Problem to work on | Bring together all lines of the material below that contain the string "Coalescence".

Provided records |
((

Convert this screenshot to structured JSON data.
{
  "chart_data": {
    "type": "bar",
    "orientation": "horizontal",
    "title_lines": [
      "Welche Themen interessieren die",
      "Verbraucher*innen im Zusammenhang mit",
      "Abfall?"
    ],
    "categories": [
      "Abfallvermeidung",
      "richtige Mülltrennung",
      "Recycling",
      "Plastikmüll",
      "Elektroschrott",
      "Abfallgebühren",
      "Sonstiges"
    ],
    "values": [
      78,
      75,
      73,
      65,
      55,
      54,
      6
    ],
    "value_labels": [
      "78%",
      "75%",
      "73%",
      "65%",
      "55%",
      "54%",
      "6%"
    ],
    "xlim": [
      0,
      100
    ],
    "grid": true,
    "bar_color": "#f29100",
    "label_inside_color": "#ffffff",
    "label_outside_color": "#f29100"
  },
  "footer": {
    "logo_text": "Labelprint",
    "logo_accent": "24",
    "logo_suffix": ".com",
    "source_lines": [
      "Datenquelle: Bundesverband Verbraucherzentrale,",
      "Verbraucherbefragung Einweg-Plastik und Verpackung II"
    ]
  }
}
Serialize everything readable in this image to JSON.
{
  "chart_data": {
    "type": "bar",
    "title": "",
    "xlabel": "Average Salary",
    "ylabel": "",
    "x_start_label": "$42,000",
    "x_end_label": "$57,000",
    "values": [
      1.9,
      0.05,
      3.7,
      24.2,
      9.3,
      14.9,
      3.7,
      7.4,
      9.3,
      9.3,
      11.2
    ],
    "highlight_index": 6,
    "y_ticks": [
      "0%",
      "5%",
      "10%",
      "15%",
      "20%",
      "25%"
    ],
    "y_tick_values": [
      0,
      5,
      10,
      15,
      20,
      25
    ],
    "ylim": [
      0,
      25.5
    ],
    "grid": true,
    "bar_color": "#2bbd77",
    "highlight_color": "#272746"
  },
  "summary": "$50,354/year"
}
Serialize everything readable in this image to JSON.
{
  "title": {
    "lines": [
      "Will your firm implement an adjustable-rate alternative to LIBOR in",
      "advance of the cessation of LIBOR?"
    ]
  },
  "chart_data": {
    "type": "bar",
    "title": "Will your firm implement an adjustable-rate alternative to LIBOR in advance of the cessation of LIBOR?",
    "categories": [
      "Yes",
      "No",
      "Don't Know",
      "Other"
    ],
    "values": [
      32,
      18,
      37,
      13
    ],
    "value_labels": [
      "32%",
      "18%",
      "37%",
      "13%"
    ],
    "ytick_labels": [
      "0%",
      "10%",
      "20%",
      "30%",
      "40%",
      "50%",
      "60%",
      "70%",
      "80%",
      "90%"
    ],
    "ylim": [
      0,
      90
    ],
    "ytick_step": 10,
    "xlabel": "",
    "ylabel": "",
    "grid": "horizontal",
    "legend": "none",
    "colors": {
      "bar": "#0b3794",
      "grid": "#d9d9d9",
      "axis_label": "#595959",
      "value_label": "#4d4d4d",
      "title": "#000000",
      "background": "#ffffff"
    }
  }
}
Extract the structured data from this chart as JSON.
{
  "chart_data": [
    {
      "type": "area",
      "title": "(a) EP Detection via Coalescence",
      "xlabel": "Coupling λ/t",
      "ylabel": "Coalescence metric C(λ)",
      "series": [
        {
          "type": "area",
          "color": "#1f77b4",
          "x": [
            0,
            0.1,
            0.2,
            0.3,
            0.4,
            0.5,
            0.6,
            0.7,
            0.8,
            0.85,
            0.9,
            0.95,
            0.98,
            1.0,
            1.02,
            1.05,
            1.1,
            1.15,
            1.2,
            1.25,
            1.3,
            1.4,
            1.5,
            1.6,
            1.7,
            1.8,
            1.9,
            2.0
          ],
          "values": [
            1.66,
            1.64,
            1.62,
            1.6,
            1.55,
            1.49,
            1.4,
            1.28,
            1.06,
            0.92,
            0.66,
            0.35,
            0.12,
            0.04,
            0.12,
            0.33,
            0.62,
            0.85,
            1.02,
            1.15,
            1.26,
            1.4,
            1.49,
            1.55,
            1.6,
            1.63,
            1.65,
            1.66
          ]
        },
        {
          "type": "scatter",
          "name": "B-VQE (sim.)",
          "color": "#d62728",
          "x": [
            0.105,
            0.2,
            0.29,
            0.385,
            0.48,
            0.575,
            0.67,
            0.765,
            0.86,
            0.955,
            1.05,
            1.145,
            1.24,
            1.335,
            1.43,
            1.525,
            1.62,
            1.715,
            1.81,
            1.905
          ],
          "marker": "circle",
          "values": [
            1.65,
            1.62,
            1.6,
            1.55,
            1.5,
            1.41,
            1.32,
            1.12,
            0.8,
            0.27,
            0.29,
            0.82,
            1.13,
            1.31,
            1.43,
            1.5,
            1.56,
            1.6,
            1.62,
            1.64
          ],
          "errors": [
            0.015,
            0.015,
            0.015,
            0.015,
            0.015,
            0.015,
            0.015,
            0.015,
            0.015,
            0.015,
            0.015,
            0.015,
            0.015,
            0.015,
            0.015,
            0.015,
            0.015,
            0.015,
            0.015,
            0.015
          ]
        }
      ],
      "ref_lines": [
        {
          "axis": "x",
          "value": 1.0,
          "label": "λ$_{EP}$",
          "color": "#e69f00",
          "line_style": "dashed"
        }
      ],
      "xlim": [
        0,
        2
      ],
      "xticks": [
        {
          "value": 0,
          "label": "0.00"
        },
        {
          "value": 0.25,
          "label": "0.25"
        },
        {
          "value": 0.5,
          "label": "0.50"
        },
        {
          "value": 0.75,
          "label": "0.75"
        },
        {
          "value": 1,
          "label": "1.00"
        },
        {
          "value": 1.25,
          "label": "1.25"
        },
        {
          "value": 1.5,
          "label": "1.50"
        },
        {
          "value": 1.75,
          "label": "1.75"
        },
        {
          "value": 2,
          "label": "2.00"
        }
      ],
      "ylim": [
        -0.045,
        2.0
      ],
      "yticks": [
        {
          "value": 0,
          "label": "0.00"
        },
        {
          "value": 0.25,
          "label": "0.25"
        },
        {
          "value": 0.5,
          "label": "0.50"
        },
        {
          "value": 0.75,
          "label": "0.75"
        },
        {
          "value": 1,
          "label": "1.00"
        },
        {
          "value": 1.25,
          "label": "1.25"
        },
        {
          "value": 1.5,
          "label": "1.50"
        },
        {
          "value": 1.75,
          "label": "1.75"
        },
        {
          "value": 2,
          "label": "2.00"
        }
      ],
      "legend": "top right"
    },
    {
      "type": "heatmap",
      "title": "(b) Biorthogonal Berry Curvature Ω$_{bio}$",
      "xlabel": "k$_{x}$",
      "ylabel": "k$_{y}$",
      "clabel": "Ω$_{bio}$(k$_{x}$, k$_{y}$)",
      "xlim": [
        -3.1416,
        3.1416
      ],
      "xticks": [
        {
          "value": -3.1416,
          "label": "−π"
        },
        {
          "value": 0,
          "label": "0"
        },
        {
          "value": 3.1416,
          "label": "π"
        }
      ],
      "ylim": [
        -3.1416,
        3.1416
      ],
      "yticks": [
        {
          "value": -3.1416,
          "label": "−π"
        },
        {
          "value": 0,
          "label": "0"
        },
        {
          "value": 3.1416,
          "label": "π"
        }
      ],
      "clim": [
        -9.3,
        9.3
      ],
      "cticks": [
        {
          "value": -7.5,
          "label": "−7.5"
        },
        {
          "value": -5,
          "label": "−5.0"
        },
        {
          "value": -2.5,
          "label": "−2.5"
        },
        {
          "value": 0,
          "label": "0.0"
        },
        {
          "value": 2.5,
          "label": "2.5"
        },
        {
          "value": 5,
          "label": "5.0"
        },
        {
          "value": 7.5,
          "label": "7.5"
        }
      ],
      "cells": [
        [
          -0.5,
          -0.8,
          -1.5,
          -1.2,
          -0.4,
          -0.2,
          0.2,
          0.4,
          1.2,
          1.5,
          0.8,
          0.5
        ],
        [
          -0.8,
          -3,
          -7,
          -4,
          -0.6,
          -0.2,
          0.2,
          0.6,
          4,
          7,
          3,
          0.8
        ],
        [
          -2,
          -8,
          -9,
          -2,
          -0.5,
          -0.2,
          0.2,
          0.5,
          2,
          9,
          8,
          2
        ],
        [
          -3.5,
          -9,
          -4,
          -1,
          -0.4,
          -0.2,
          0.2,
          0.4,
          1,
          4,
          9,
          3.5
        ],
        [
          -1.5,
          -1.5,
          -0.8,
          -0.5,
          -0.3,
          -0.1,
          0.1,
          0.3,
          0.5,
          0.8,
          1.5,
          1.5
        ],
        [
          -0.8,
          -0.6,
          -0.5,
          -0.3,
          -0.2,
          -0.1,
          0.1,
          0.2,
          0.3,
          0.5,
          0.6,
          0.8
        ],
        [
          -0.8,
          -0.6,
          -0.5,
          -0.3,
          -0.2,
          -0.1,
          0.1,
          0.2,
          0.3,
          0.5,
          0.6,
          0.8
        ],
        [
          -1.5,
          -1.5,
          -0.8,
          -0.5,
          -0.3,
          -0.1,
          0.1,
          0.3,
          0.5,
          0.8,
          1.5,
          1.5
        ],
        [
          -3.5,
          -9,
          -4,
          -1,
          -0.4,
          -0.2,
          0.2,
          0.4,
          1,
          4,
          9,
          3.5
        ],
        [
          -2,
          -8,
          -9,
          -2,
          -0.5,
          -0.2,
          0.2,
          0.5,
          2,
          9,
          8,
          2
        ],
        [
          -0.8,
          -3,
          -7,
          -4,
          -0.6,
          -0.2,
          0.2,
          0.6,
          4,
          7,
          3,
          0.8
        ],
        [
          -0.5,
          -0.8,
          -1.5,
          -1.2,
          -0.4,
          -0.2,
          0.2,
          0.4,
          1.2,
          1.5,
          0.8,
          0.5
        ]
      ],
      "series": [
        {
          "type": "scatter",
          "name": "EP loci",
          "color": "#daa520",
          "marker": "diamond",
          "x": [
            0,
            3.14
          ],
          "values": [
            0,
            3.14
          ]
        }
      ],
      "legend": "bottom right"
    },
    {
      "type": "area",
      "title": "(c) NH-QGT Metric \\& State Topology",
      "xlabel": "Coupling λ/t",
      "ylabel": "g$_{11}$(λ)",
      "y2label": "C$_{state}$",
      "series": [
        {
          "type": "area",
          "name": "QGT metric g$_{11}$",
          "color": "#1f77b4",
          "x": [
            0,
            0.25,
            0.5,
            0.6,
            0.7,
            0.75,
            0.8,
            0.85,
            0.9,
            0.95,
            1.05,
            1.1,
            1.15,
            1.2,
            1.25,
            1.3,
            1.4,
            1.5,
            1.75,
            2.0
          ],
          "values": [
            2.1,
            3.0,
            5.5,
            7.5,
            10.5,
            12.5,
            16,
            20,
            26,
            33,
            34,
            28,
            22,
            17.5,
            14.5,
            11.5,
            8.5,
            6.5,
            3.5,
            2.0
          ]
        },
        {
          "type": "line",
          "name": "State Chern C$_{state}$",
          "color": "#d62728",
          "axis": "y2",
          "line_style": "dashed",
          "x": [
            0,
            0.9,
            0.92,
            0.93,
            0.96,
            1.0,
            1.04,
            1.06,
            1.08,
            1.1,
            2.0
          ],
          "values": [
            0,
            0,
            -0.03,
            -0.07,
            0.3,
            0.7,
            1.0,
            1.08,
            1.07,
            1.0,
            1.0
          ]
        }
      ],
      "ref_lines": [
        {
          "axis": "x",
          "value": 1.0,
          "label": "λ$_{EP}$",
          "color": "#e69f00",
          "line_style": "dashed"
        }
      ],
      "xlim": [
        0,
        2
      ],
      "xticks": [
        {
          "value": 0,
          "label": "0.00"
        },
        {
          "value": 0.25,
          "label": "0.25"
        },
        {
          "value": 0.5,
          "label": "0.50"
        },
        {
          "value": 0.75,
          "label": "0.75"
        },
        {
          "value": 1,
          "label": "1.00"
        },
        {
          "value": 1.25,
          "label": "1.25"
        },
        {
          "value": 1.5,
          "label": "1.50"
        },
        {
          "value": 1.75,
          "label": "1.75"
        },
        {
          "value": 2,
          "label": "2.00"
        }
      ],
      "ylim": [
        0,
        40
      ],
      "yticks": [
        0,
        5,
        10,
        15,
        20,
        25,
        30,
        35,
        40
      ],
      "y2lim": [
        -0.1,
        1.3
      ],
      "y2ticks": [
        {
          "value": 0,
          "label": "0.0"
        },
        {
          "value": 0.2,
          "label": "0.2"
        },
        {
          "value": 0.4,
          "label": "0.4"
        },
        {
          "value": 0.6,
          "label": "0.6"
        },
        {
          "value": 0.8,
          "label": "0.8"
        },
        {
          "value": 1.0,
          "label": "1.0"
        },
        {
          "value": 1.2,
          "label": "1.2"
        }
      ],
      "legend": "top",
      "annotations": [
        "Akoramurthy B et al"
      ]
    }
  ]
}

))

Solution for this task |
      "title": "(a) EP Detection via Coalescence",
      "ylabel": "Coalescence metric C(λ)",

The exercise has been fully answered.